* **PROVIDED RECORDS**:
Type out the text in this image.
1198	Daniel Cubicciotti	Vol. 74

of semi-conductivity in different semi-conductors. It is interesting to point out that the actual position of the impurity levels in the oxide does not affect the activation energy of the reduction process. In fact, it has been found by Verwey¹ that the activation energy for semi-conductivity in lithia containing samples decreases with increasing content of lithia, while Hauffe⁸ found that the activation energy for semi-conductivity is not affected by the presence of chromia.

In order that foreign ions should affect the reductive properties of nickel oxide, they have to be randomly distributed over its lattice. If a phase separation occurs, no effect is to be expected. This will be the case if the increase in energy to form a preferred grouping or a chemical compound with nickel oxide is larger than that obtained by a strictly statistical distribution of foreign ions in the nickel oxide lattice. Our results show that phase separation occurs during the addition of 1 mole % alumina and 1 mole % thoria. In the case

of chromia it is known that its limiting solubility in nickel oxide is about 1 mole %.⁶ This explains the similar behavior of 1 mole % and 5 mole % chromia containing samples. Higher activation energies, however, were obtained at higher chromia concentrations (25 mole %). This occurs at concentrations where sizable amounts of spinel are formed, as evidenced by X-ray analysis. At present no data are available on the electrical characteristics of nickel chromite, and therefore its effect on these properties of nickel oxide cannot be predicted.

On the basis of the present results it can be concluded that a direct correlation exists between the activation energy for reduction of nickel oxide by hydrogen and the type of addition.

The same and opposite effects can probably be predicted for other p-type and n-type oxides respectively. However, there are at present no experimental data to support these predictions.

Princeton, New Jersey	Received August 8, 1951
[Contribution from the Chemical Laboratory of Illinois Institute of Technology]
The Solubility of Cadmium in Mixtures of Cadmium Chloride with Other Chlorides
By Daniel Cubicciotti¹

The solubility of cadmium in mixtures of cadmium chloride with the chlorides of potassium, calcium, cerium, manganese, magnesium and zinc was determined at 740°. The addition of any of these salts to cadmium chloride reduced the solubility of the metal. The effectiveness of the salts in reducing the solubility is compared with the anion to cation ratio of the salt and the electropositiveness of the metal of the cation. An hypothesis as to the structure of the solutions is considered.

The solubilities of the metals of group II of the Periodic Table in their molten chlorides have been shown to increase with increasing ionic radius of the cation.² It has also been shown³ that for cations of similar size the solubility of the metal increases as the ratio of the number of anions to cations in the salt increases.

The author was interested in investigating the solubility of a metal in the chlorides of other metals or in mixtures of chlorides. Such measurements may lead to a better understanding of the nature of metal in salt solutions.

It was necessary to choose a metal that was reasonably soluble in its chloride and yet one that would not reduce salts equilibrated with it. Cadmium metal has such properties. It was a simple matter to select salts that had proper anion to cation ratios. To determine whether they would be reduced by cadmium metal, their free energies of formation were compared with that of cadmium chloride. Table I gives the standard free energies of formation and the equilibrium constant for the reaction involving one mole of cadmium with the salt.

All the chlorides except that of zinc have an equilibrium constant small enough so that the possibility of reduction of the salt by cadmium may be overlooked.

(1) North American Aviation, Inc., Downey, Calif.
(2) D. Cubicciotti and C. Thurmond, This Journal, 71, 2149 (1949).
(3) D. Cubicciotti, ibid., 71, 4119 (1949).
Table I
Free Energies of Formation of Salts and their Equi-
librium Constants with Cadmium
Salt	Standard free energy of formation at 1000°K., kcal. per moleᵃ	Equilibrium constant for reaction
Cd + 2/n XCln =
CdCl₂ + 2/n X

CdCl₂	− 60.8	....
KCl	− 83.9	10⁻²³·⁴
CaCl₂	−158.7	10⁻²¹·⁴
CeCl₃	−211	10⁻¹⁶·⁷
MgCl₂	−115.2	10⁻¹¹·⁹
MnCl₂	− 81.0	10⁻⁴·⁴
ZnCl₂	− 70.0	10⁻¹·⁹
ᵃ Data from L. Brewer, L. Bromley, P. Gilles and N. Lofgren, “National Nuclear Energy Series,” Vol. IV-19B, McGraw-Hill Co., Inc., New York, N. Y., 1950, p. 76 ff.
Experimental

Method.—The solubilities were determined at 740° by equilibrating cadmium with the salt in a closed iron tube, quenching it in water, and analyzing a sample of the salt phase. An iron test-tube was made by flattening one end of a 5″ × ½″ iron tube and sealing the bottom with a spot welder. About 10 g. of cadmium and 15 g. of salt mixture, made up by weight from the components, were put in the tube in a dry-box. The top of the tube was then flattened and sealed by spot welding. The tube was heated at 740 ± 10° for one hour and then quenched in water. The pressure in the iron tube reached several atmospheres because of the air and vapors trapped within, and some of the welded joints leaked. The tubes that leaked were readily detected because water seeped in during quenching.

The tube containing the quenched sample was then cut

* **REQUEST**: Copy out every line where the word "chromia" occurs.

* **ANSWER FOR THE TASK**:
of semi-conductivity in different semi-conductors. It is interesting to point out that the actual position of the impurity levels in the oxide does not affect the activation energy of the reduction process. In fact, it has been found by Verwey¹ that the activation energy for semi-conductivity in lithia containing samples decreases with increasing content of lithia, while Hauffe⁸ found that the activation energy for semi-conductivity is not affected by the presence of chromia.
of chromia it is known that its limiting solubility in nickel oxide is about 1 mole %.⁶ This explains the similar behavior of 1 mole % and 5 mole % chromia containing samples. Higher activation energies, however, were obtained at higher chromia concentrations (25 mole %). This occurs at concentrations where sizable amounts of spinel are formed, as evidenced by X-ray analysis. At present no data are available on the electrical characteristics of nickel chromite, and therefore its effect on these properties of nickel oxide cannot be predicted.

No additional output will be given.